#### SOURCE PASSAGE ####
Wall street is finally getting access to China. But for how long?

Wall Street banks are gaining ground in China just as a property crisis is brewing, and as its financial system is beginning to reel under the weight of a years long debt-fuelled corporate boom

By Lananh Nguyen
Published: Nov 16, 2021

David Solomon, chief executive of Goldman Sachs, speaks at a conference in New York on Jan. 29, 2019. Solomon has acknowledged that the politics around doing business in China “are going to be complicated.” (Jeenah Moon/The New York Times)

For decades, U.S. banks have been eager to expand their business in China, the world’s second-largest economy. They’re finally getting their way — just as a spiraling corporate debt crisis threatens to rock the country’s financial system and China’s central government takes a stronger hand with big businesses.

In July, Citigroup became the first foreign bank to win approval to open a custody business in China, essentially acting as a bank for Chinese investment funds. In August, JPMorgan Chase got permission from the Chinese authorities to take full ownership of its investment banking and trading business in the country — a century after it first opened shop there. Goldman Sachs received the green light for a similar venture in October.
#### EXCERPTED RECORDS ####
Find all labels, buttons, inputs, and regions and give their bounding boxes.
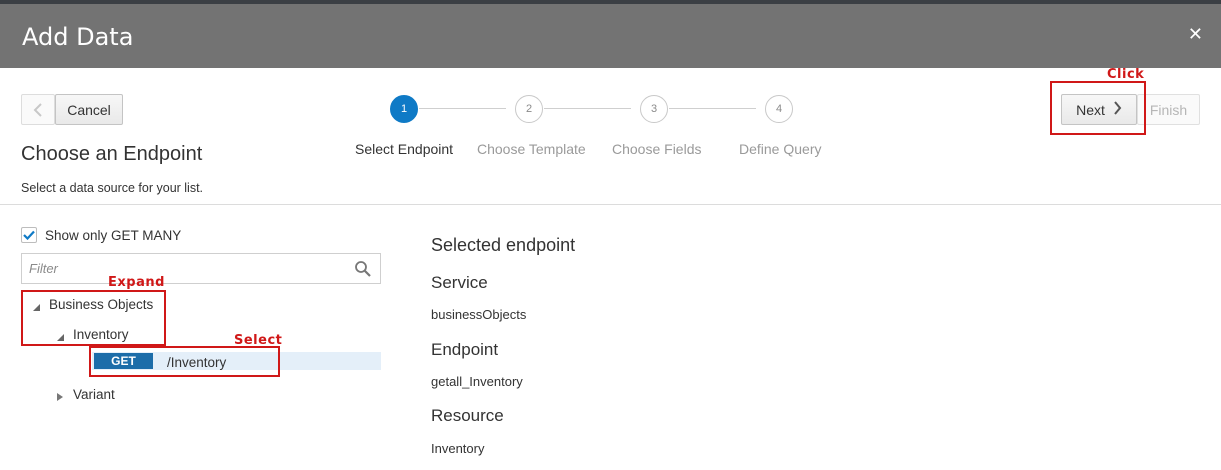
selected-endpoint-heading: Selected endpoint [431,235,576,255]
annotation-select-box [89,346,280,377]
page-subtitle: Select a data source for your list. [21,181,204,195]
step-4-indicator[interactable]: 4 [765,95,793,123]
page-title: Choose an Endpoint [21,143,203,165]
cancel-button[interactable]: Cancel [55,94,123,125]
annotation-click-text: Click [1107,67,1145,82]
show-only-get-many-checkbox[interactable]: Show only GET MANY [21,227,181,243]
service-label: Service [431,273,488,292]
show-only-get-many-label: Show only GET MANY [45,227,182,243]
endpoint-label: Endpoint [431,340,499,359]
step-connector [544,108,631,109]
step-3-label[interactable]: Choose Fields [612,141,702,157]
annotation-expand-box [21,290,166,346]
back-button[interactable] [21,94,55,125]
resource-label: Resource [431,406,504,425]
divider [0,204,1221,205]
chevron-left-icon [33,102,42,117]
tree-node-label: Variant [73,387,115,402]
collapsed-triangle-icon[interactable] [55,390,65,401]
step-1-label[interactable]: Select Endpoint [355,141,453,157]
filter-field[interactable] [21,253,381,284]
close-icon[interactable]: ✕ [1188,24,1203,45]
service-value: businessObjects [431,307,527,322]
endpoint-value: getall_Inventory [431,374,523,389]
finish-button[interactable]: Finish [1137,94,1200,125]
checkbox-checked-icon[interactable] [21,227,37,243]
filter-input[interactable] [22,254,342,283]
step-3-indicator[interactable]: 3 [640,95,668,123]
step-2-indicator[interactable]: 2 [515,95,543,123]
step-1-indicator[interactable]: 1 [390,95,418,123]
step-4-label[interactable]: Define Query [739,141,821,157]
dialog-header: Add Data ✕ [0,4,1221,68]
search-icon[interactable] [354,260,372,283]
annotation-expand-text: Expand [108,275,165,290]
annotation-click-box [1050,81,1146,135]
step-connector [419,108,506,109]
step-connector [669,108,756,109]
dialog-title: Add Data [22,23,134,51]
resource-value: Inventory [431,441,485,456]
step-2-label[interactable]: Choose Template [477,141,586,157]
tree-node-variant[interactable]: Variant [55,387,115,402]
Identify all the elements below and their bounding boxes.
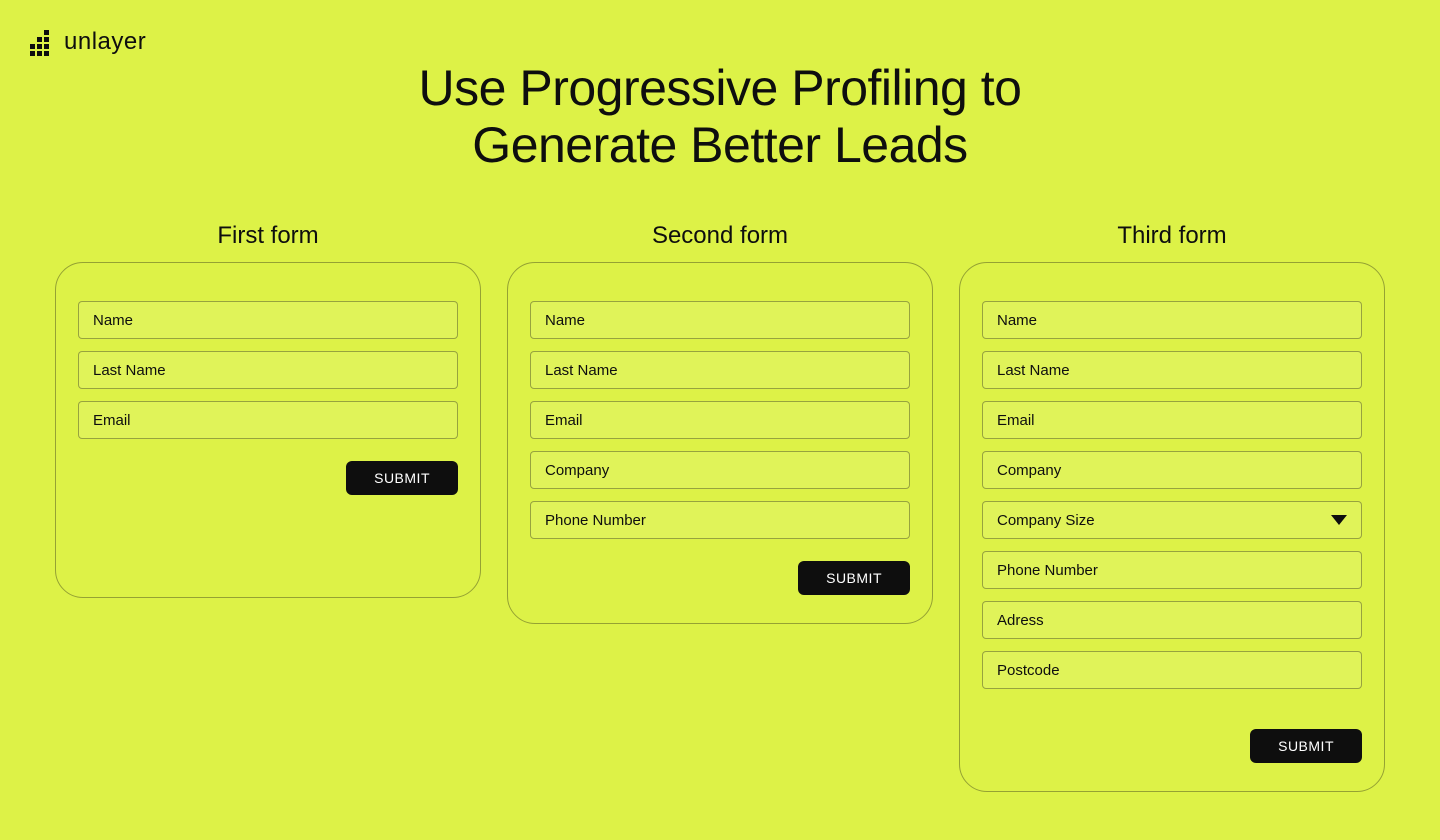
name-field[interactable]: Name (982, 301, 1362, 339)
phone-field[interactable]: Phone Number (530, 501, 910, 539)
field-label: Phone Number (997, 562, 1098, 579)
field-label: Name (545, 312, 585, 329)
company-field[interactable]: Company (530, 451, 910, 489)
field-label: Name (997, 312, 1037, 329)
name-field[interactable]: Name (78, 301, 458, 339)
submit-row: SUBMIT (982, 729, 1362, 763)
page-title: Use Progressive Profiling to Generate Be… (0, 0, 1440, 174)
form-col-third: Third form Name Last Name Email Company … (959, 222, 1385, 792)
field-label: Email (545, 412, 583, 429)
submit-button[interactable]: SUBMIT (346, 461, 458, 495)
title-line-1: Use Progressive Profiling to (419, 60, 1022, 116)
name-field[interactable]: Name (530, 301, 910, 339)
field-label: Last Name (545, 362, 618, 379)
email-field[interactable]: Email (78, 401, 458, 439)
form-card-third: Name Last Name Email Company Company Siz… (959, 262, 1385, 792)
postcode-field[interactable]: Postcode (982, 651, 1362, 689)
form-card-second: Name Last Name Email Company Phone Numbe… (507, 262, 933, 624)
logo-mark-icon (30, 30, 54, 54)
field-label: Phone Number (545, 512, 646, 529)
submit-button[interactable]: SUBMIT (798, 561, 910, 595)
form-heading-third: Third form (1117, 222, 1226, 250)
address-field[interactable]: Adress (982, 601, 1362, 639)
company-size-select[interactable]: Company Size (982, 501, 1362, 539)
form-card-first: Name Last Name Email SUBMIT (55, 262, 481, 598)
chevron-down-icon (1331, 515, 1347, 525)
form-col-second: Second form Name Last Name Email Company… (507, 222, 933, 624)
field-label: Email (997, 412, 1035, 429)
email-field[interactable]: Email (982, 401, 1362, 439)
field-label: Company (997, 462, 1061, 479)
brand-name: unlayer (64, 28, 146, 56)
field-label: Adress (997, 612, 1044, 629)
field-label: Postcode (997, 662, 1060, 679)
email-field[interactable]: Email (530, 401, 910, 439)
title-line-2: Generate Better Leads (472, 117, 967, 173)
form-col-first: First form Name Last Name Email SUBMIT (55, 222, 481, 598)
submit-row: SUBMIT (530, 561, 910, 595)
field-label: Company Size (997, 512, 1095, 529)
field-label: Name (93, 312, 133, 329)
last-name-field[interactable]: Last Name (530, 351, 910, 389)
field-label: Company (545, 462, 609, 479)
submit-button[interactable]: SUBMIT (1250, 729, 1362, 763)
form-heading-second: Second form (652, 222, 788, 250)
forms-row: First form Name Last Name Email SUBMIT S… (0, 222, 1440, 792)
company-field[interactable]: Company (982, 451, 1362, 489)
last-name-field[interactable]: Last Name (982, 351, 1362, 389)
phone-field[interactable]: Phone Number (982, 551, 1362, 589)
last-name-field[interactable]: Last Name (78, 351, 458, 389)
submit-row: SUBMIT (78, 461, 458, 495)
field-label: Last Name (93, 362, 166, 379)
field-label: Email (93, 412, 131, 429)
field-label: Last Name (997, 362, 1070, 379)
form-heading-first: First form (217, 222, 318, 250)
brand-logo: unlayer (30, 28, 146, 56)
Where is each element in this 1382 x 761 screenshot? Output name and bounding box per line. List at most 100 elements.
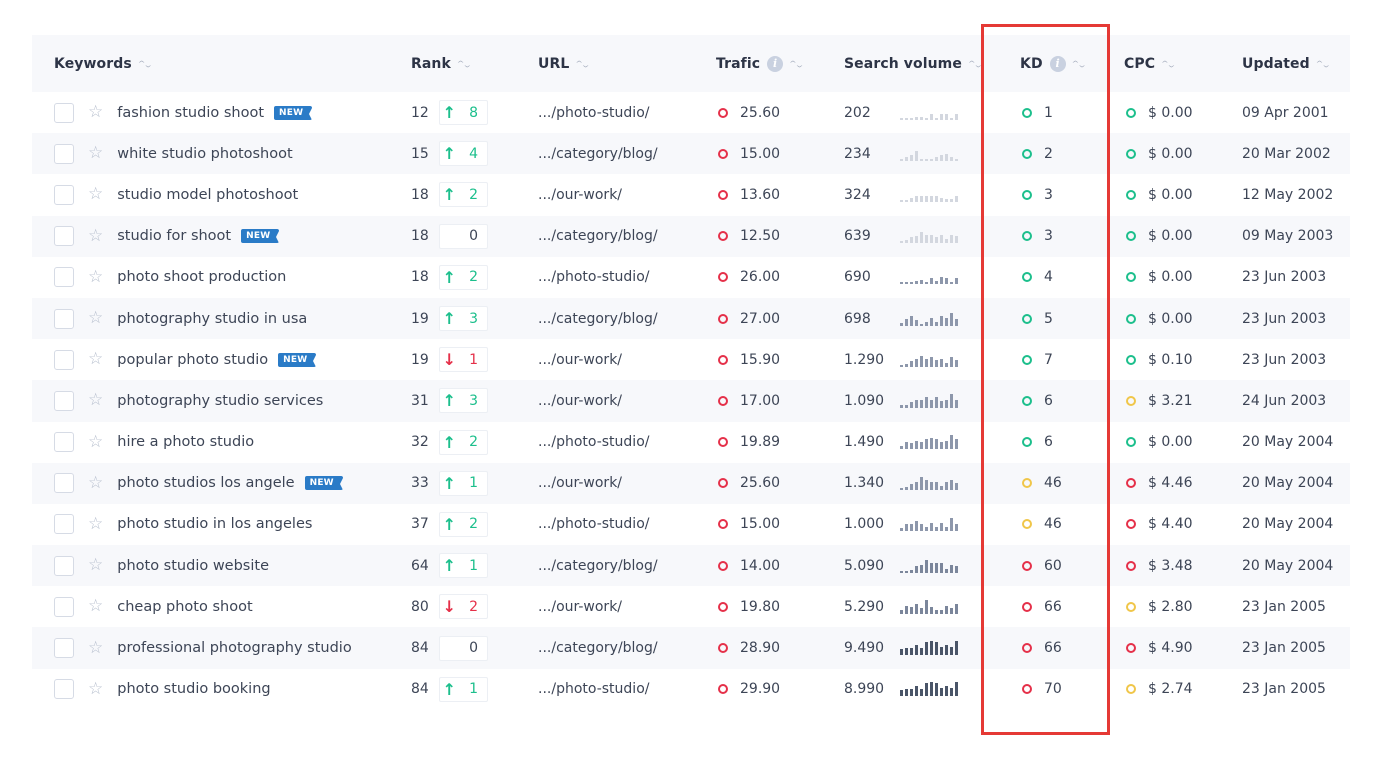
row-checkbox[interactable] [54,226,74,247]
url-cell[interactable]: .../our-work/ [538,463,622,504]
sort-arrows-icon[interactable]: ^ ^ [1072,59,1085,69]
keyword-text[interactable]: cheap photo shoot [117,599,252,615]
table-row[interactable]: ☆ photo studio website 64 ↑ 1 .../catego… [32,545,1350,587]
row-checkbox[interactable] [54,432,74,453]
table-row[interactable]: ☆ photo shoot production 18 ↑ 2 .../phot… [32,256,1350,298]
url-cell[interactable]: .../our-work/ [538,339,622,380]
row-checkbox[interactable] [54,184,74,205]
star-icon[interactable]: ☆ [88,515,103,533]
row-checkbox[interactable] [54,638,74,659]
star-icon[interactable]: ☆ [88,680,103,698]
table-row[interactable]: ☆ popular photo studio NEW 19 ↓ 1 .../ou… [32,339,1350,381]
url-link[interactable]: .../our-work/ [538,599,622,615]
url-link[interactable]: .../our-work/ [538,393,622,409]
col-header-cpc[interactable]: CPC ^ ^ [1124,35,1174,92]
star-icon[interactable]: ☆ [88,433,103,451]
keyword-text[interactable]: photo studio booking [117,681,270,697]
star-icon[interactable]: ☆ [88,392,103,409]
star-icon[interactable]: ☆ [88,351,103,368]
row-checkbox[interactable] [54,267,74,288]
url-link[interactable]: .../photo-studio/ [538,434,649,450]
star-icon[interactable]: ☆ [88,268,103,286]
table-row[interactable]: ☆ photo studio booking 84 ↑ 1 .../photo-… [32,668,1350,710]
url-link[interactable]: .../our-work/ [538,352,622,368]
sort-arrows-icon[interactable]: ^ ^ [138,59,151,69]
url-link[interactable]: .../photo-studio/ [538,516,649,532]
url-cell[interactable]: .../category/blog/ [538,627,658,668]
table-row[interactable]: ☆ photography studio services 31 ↑ 3 ...… [32,380,1350,422]
star-icon[interactable]: ☆ [88,598,103,615]
url-cell[interactable]: .../our-work/ [538,174,622,215]
keyword-text[interactable]: hire a photo studio [117,434,254,450]
info-icon[interactable]: i [1049,55,1066,72]
table-row[interactable]: ☆ studio model photoshoot 18 ↑ 2 .../our… [32,174,1350,216]
keyword-text[interactable]: photo shoot production [117,269,286,285]
row-checkbox[interactable] [54,349,74,370]
table-row[interactable]: ☆ white studio photoshoot 15 ↑ 4 .../cat… [32,133,1350,175]
keyword-text[interactable]: photo studio in los angeles [117,516,312,532]
url-link[interactable]: .../our-work/ [538,187,622,203]
sort-arrows-icon[interactable]: ^ ^ [575,59,588,69]
url-link[interactable]: .../category/blog/ [538,228,658,244]
sort-arrows-icon[interactable]: ^ ^ [789,59,802,69]
sort-arrows-icon[interactable]: ^ ^ [1161,59,1174,69]
url-cell[interactable]: .../category/blog/ [538,298,658,339]
star-icon[interactable]: ☆ [88,474,103,492]
keyword-text[interactable]: photo studios los angele [117,475,294,491]
url-link[interactable]: .../photo-studio/ [538,269,649,285]
url-link[interactable]: .../photo-studio/ [538,681,649,697]
row-checkbox[interactable] [54,390,74,411]
table-row[interactable]: ☆ studio for shoot NEW 18 0 .../category… [32,215,1350,257]
col-header-updated[interactable]: Updated ^ ^ [1242,35,1329,92]
sort-arrows-icon[interactable]: ^ ^ [1316,59,1329,69]
url-cell[interactable]: .../photo-studio/ [538,669,649,710]
row-checkbox[interactable] [54,308,74,329]
col-header-kd[interactable]: KD i ^ ^ [1020,35,1085,92]
url-cell[interactable]: .../category/blog/ [538,545,658,586]
col-header-search-volume[interactable]: Search volume ^ ^ [844,35,981,92]
sort-arrows-icon[interactable]: ^ ^ [968,59,981,69]
row-checkbox[interactable] [54,596,74,617]
star-icon[interactable]: ☆ [88,186,103,203]
url-link[interactable]: .../our-work/ [538,475,622,491]
table-row[interactable]: ☆ fashion studio shoot NEW 12 ↑ 8 .../ph… [32,92,1350,134]
url-link[interactable]: .../category/blog/ [538,640,658,656]
star-icon[interactable]: ☆ [88,639,103,657]
keyword-text[interactable]: studio for shoot [117,228,231,244]
url-link[interactable]: .../category/blog/ [538,146,658,162]
info-icon[interactable]: i [767,55,784,72]
keyword-text[interactable]: photo studio website [117,558,269,574]
col-header-traffic[interactable]: Trafic i ^ ^ [716,35,802,92]
table-row[interactable]: ☆ hire a photo studio 32 ↑ 2 .../photo-s… [32,421,1350,463]
keyword-text[interactable]: photography studio in usa [117,311,307,327]
url-cell[interactable]: .../category/blog/ [538,133,658,174]
row-checkbox[interactable] [54,473,74,494]
keyword-text[interactable]: photography studio services [117,393,323,409]
keyword-text[interactable]: professional photography studio [117,640,351,656]
col-header-rank[interactable]: Rank ^ ^ [411,35,470,92]
star-icon[interactable]: ☆ [88,310,103,327]
url-cell[interactable]: .../photo-studio/ [538,422,649,463]
keyword-text[interactable]: fashion studio shoot [117,105,264,121]
keyword-text[interactable]: studio model photoshoot [117,187,298,203]
star-icon[interactable]: ☆ [88,145,103,162]
url-cell[interactable]: .../our-work/ [538,380,622,421]
row-checkbox[interactable] [54,514,74,535]
url-cell[interactable]: .../category/blog/ [538,216,658,257]
row-checkbox[interactable] [54,102,74,123]
url-cell[interactable]: .../our-work/ [538,586,622,627]
row-checkbox[interactable] [54,555,74,576]
table-row[interactable]: ☆ professional photography studio 84 0 .… [32,627,1350,669]
url-link[interactable]: .../photo-studio/ [538,105,649,121]
keyword-text[interactable]: popular photo studio [117,352,268,368]
url-link[interactable]: .../category/blog/ [538,558,658,574]
star-icon[interactable]: ☆ [88,557,103,574]
table-row[interactable]: ☆ photo studio in los angeles 37 ↑ 2 ...… [32,503,1350,546]
col-header-keywords[interactable]: Keywords ^ ^ [54,35,151,92]
keyword-text[interactable]: white studio photoshoot [117,146,292,162]
table-row[interactable]: ☆ photography studio in usa 19 ↑ 3 .../c… [32,297,1350,340]
url-cell[interactable]: .../photo-studio/ [538,92,649,133]
row-checkbox[interactable] [54,143,74,164]
url-cell[interactable]: .../photo-studio/ [538,504,649,545]
url-cell[interactable]: .../photo-studio/ [538,257,649,298]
####
**GOALS**.
**A.** In the article on Wall Street banks in China, which bank became the first foreign bank to win approval to open a custody business in China?
**B.** Please copy the rows from the line with "name-field[interactable]: Name (982, 301, 1362, 339)" to the line with "page-title: Use Progressive".

**FULL SOLUTIONS**.
**A.** Citigroup

**B.**
name-field[interactable]: Name (982, 301, 1362, 339)
phone-field[interactable]: Phone Number (530, 501, 910, 539)
field-label: Phone Number (997, 562, 1098, 579)
field-label: Name (545, 312, 585, 329)
company-field[interactable]: Company (530, 451, 910, 489)
field-label: Name (997, 312, 1037, 329)
name-field[interactable]: Name (78, 301, 458, 339)
submit-row: SUBMIT (982, 729, 1362, 763)
page-title: Use Progressive Profiling to Generate Be… (0, 0, 1440, 174)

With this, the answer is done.